* _REQUIRED TASK_: Every line that holds the string "products" is to be identified and copied.

* _SOURCE MATERIAL_:

━━━━━━━━━━━━━━━━━━━━

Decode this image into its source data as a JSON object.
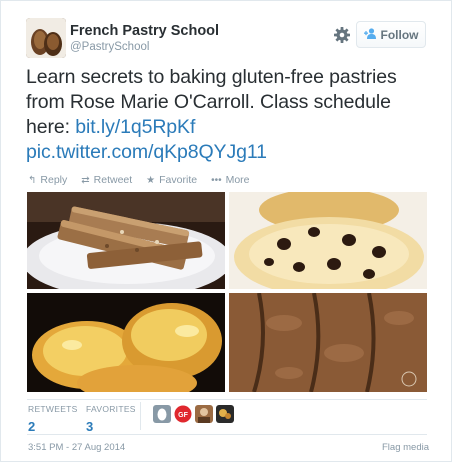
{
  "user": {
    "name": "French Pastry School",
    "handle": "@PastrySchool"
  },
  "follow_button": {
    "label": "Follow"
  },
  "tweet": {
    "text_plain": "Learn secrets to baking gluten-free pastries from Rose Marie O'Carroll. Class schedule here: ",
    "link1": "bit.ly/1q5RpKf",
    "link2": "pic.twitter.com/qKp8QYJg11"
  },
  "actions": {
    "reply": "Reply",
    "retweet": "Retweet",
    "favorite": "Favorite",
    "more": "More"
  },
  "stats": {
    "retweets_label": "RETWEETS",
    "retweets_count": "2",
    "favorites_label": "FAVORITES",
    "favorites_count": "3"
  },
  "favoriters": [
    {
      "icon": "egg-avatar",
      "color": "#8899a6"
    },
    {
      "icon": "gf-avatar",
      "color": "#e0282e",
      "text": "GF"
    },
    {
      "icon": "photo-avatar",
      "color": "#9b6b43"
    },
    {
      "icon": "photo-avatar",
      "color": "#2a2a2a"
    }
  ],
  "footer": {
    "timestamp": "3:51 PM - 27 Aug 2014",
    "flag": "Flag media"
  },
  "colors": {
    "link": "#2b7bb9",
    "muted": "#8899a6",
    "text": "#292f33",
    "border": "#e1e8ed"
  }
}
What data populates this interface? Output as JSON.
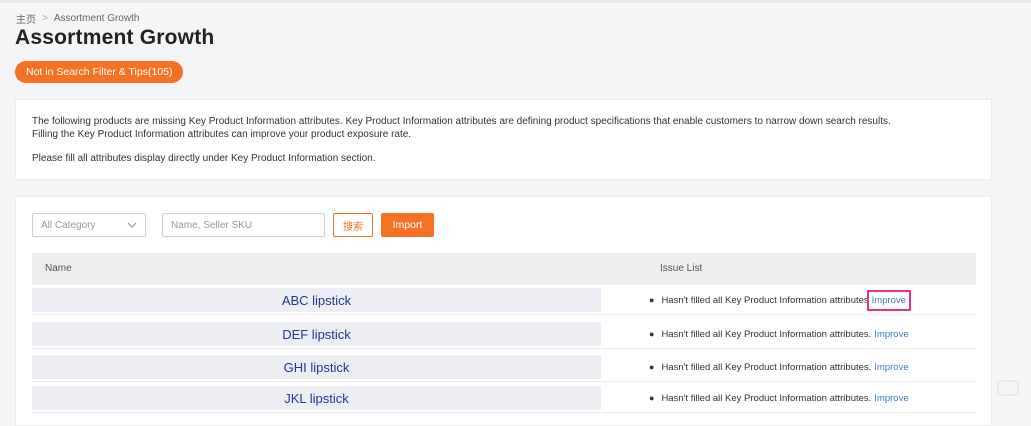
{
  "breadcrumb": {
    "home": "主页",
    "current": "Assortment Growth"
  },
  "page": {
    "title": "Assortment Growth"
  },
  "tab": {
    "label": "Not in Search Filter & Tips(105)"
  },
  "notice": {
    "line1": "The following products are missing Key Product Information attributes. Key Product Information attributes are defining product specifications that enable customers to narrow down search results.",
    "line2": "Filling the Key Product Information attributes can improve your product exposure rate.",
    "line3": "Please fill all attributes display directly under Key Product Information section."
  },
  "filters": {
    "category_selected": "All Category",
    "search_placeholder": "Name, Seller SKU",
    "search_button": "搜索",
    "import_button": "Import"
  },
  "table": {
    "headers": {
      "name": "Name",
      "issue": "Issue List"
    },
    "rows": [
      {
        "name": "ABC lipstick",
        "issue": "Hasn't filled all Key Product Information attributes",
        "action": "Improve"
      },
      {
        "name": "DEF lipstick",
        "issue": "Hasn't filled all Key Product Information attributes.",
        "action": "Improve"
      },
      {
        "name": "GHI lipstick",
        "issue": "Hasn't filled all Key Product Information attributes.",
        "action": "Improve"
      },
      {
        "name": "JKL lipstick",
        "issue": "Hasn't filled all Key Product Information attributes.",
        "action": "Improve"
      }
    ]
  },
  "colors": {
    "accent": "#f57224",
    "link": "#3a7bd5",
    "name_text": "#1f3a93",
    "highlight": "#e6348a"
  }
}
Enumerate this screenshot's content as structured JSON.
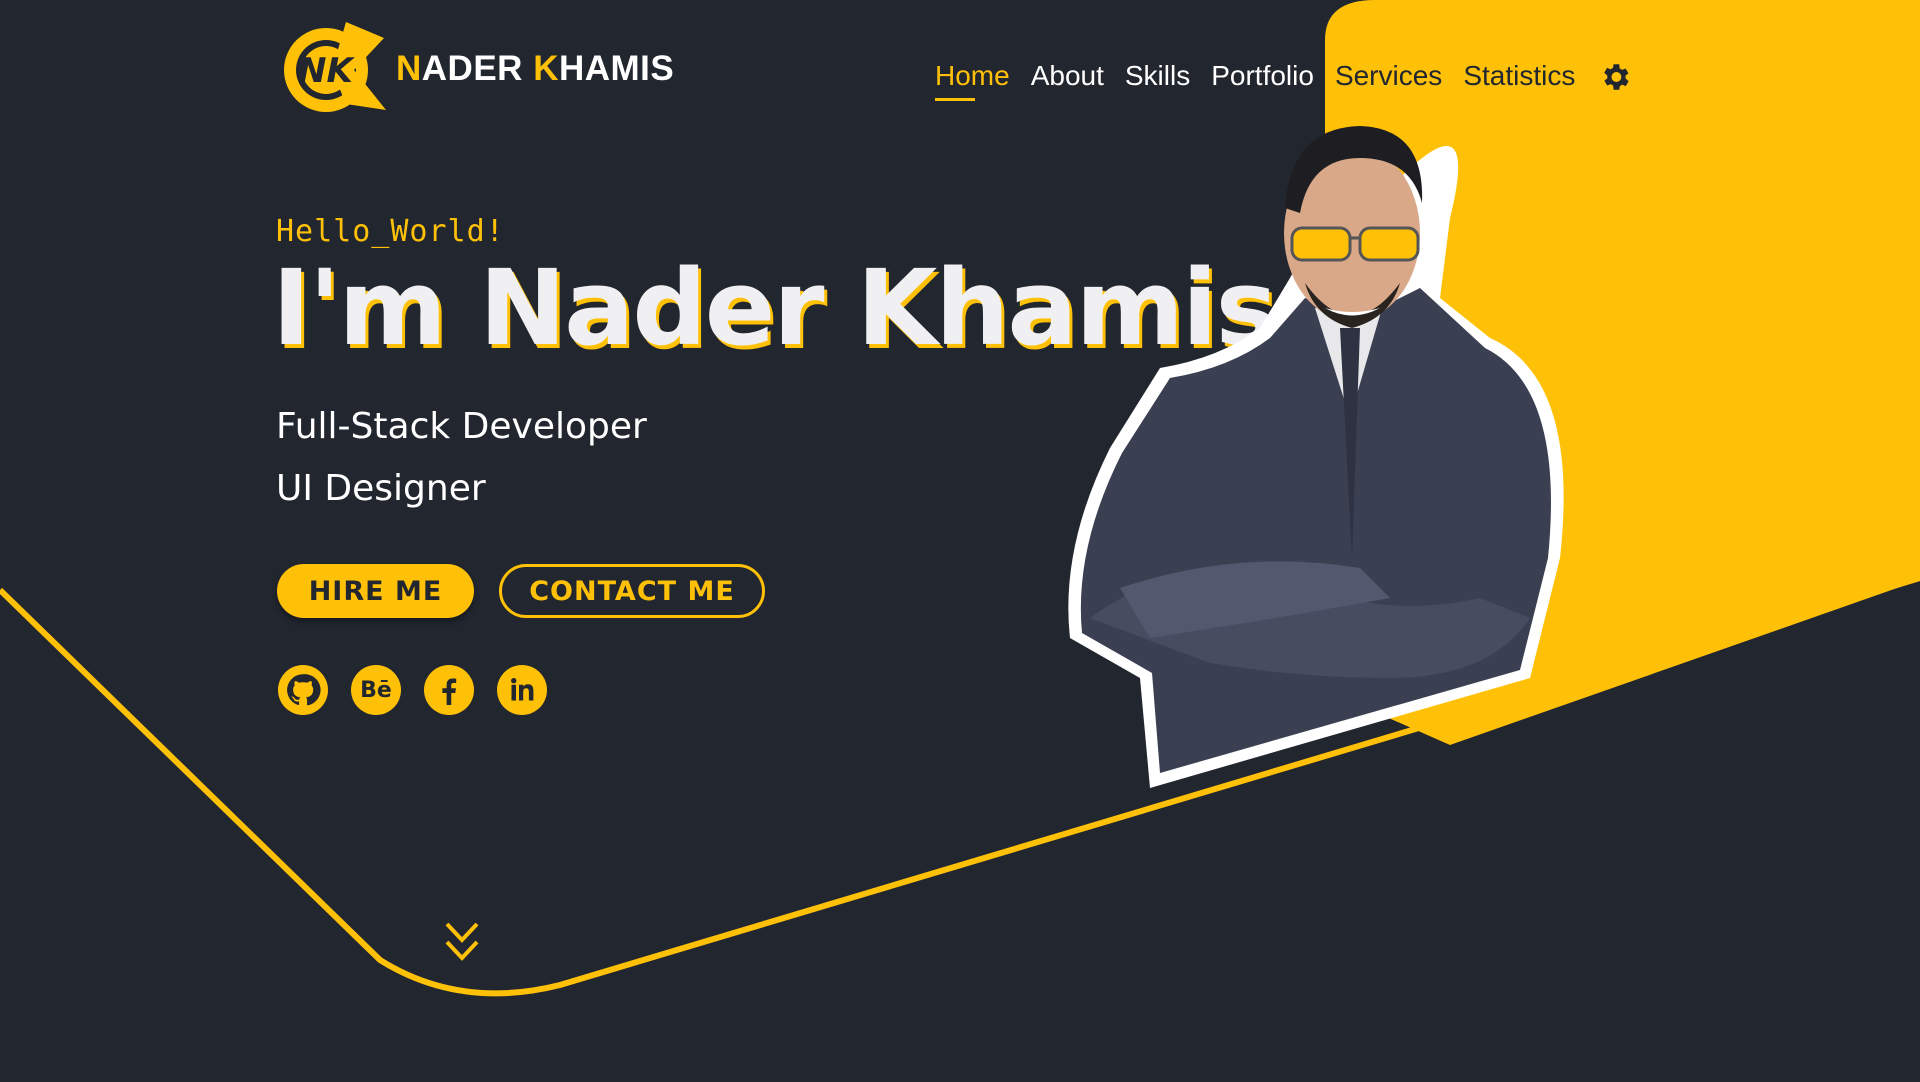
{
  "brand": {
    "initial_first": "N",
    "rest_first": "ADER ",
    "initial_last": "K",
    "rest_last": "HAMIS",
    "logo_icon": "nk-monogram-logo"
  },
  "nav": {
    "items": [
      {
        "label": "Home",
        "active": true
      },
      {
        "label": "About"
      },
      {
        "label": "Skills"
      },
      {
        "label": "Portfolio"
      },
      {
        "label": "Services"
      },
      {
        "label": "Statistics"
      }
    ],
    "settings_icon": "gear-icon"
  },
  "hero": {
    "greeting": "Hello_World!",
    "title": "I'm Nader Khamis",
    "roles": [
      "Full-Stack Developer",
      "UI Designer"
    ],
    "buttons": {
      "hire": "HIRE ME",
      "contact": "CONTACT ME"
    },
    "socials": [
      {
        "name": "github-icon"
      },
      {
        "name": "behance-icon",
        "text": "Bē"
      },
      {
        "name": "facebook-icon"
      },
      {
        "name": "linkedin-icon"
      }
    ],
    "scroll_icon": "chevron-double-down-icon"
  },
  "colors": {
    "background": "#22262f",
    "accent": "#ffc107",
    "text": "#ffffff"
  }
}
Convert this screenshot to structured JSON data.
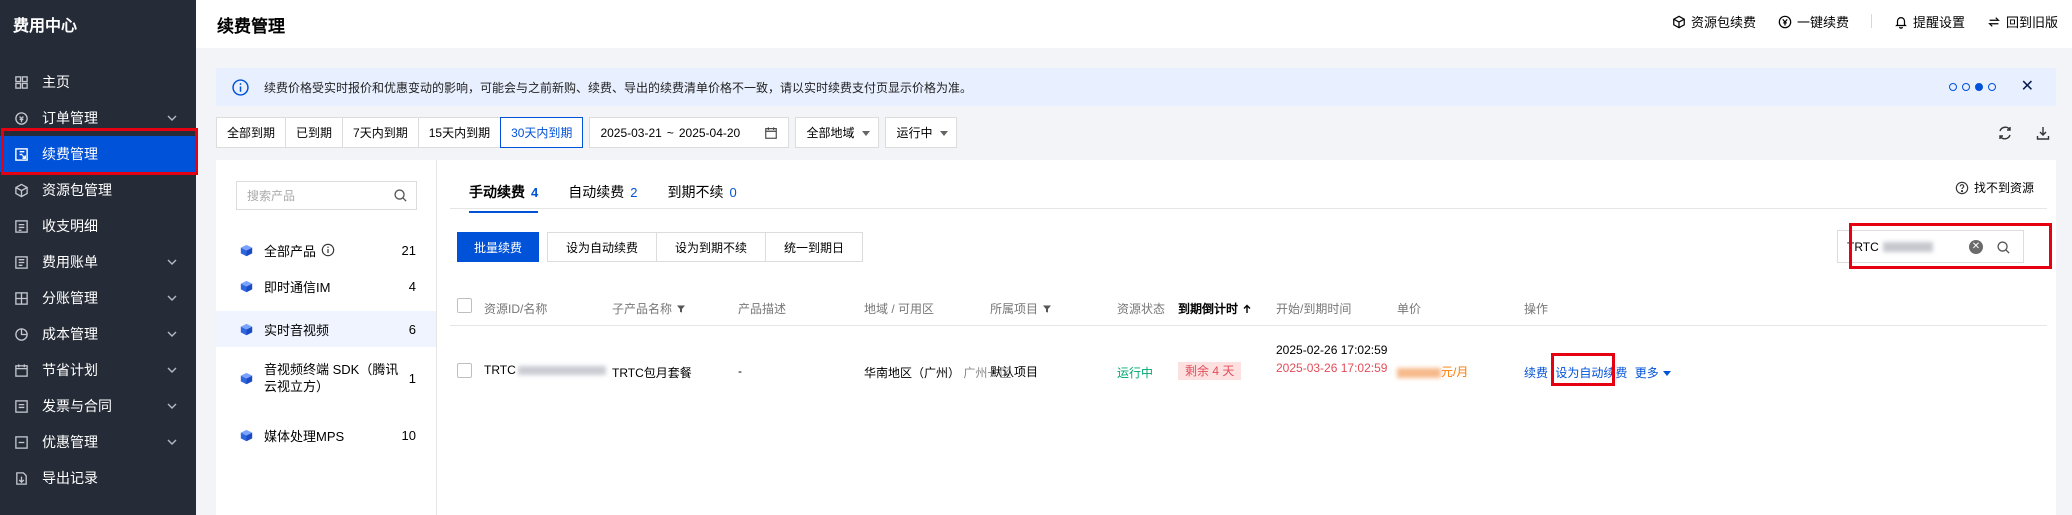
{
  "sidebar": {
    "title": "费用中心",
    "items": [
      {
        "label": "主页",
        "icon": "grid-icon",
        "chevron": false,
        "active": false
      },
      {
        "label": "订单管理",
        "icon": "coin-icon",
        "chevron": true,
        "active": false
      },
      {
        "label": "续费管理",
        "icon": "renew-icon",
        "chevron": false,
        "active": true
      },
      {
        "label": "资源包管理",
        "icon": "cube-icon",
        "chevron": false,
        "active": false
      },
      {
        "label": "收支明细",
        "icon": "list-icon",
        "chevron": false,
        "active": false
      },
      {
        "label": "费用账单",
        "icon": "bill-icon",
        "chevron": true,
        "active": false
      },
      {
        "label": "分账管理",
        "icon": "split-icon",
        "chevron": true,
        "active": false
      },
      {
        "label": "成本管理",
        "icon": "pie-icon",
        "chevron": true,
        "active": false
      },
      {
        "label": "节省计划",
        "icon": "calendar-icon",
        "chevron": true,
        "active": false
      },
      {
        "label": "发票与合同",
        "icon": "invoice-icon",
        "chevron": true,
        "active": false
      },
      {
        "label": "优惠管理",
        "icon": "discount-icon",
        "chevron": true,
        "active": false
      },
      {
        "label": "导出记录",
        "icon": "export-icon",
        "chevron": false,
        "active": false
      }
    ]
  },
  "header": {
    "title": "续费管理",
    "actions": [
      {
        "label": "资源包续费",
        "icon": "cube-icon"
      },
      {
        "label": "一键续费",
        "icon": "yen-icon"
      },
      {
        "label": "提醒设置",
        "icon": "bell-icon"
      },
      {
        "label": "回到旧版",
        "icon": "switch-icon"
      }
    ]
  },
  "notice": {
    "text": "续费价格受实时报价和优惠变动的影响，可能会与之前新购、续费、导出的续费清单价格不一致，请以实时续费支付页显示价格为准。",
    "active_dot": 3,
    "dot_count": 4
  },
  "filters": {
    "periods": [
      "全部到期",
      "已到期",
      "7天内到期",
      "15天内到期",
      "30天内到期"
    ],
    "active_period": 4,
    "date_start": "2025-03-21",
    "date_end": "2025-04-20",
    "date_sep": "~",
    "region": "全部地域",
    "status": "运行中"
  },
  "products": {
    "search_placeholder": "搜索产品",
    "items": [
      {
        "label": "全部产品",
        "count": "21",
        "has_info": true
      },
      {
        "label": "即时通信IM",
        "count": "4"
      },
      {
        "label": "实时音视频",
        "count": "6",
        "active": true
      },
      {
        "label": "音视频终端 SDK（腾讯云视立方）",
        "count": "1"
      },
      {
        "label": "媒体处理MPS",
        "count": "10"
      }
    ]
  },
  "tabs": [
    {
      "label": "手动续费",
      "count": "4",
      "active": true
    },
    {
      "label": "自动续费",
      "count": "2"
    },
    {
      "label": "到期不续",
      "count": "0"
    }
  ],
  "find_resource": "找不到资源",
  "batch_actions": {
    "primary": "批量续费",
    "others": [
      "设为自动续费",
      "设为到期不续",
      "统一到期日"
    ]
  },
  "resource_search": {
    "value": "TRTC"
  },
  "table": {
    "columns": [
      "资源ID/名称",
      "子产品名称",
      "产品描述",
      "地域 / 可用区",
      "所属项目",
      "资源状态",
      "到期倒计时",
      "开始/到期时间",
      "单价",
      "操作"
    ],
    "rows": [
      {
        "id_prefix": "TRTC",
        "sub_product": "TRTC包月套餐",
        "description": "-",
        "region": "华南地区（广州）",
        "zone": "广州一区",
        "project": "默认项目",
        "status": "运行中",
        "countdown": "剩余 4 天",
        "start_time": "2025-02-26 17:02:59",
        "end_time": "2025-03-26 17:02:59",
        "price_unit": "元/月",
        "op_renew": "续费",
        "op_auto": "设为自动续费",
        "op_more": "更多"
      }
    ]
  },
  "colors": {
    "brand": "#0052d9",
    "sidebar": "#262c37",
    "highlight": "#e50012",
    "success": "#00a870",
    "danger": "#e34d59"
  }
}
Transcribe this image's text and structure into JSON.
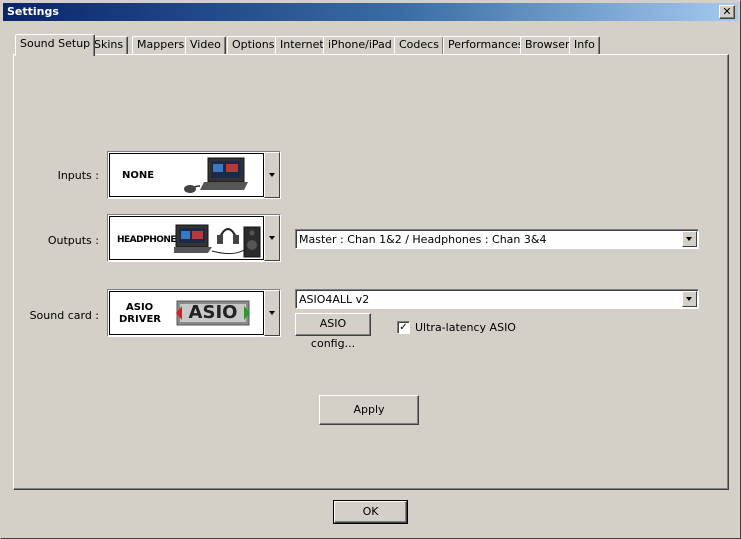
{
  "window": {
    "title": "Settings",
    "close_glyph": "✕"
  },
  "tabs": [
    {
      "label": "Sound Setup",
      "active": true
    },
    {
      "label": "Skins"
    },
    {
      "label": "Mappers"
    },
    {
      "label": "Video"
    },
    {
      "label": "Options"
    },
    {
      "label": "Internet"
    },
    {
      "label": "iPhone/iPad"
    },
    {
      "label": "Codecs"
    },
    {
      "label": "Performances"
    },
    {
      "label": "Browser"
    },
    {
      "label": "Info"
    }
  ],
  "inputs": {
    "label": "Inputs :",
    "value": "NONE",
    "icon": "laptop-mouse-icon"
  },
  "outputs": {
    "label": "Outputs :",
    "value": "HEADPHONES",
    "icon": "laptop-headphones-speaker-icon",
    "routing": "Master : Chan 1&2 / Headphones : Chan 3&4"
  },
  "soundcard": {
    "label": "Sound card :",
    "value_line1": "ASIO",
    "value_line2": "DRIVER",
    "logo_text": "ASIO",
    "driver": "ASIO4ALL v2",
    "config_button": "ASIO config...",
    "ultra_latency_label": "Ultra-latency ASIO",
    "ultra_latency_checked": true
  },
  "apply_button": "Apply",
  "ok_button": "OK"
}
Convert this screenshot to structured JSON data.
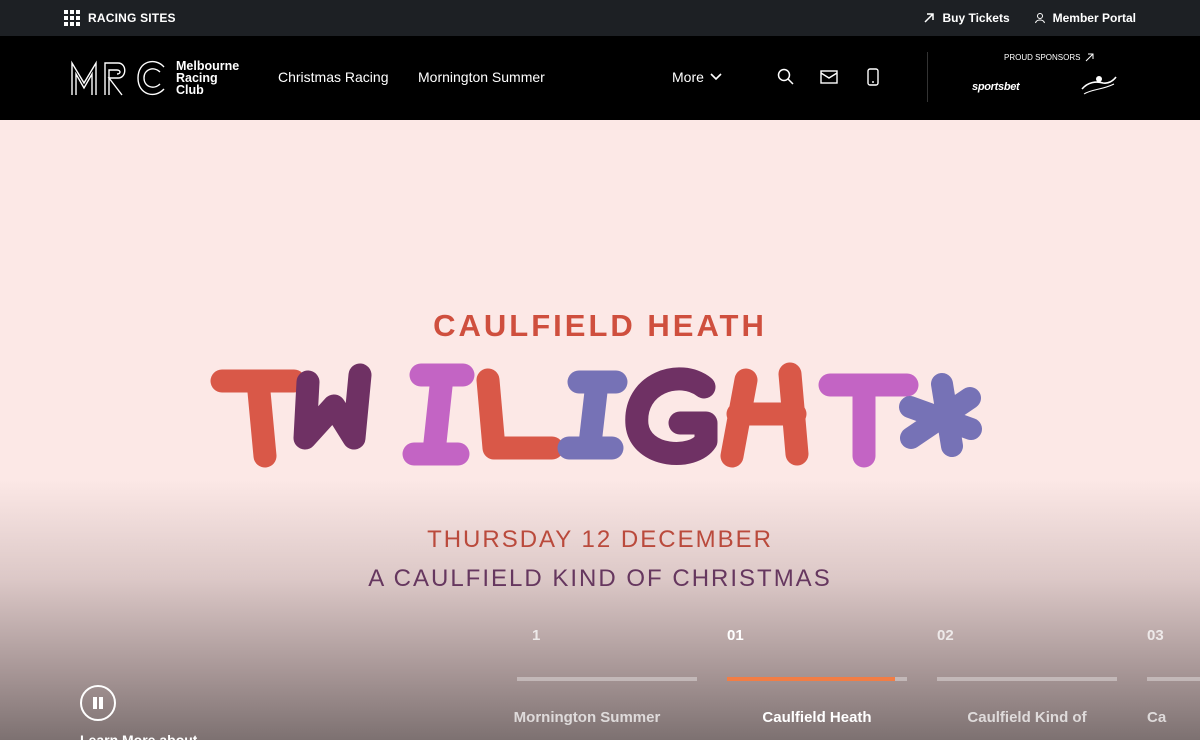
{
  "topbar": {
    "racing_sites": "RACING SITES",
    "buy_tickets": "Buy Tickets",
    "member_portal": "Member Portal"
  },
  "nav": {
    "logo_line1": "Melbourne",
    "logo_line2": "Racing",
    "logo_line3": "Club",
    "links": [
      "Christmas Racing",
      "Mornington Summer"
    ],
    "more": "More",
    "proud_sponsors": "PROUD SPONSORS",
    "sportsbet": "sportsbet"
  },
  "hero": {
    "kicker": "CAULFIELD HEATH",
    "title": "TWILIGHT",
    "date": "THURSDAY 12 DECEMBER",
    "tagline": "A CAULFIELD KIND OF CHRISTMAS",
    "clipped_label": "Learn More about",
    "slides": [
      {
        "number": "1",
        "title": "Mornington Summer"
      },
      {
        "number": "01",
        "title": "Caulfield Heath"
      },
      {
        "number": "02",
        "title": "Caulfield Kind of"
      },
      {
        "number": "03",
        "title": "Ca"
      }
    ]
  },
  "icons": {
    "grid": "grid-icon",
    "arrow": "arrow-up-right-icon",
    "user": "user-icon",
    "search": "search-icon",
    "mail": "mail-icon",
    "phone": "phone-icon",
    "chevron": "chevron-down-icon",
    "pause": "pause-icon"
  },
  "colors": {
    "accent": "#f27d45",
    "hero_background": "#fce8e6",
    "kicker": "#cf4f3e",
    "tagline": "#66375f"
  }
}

━━━━━━━━━━━━━━━━━━━━

* _FULL ANSWER_:
    "line1": "The following products are missing Key Product Information attributes. Key Product Information attributes are defining product specifications that enable customers to narrow down search results.",
  "products": {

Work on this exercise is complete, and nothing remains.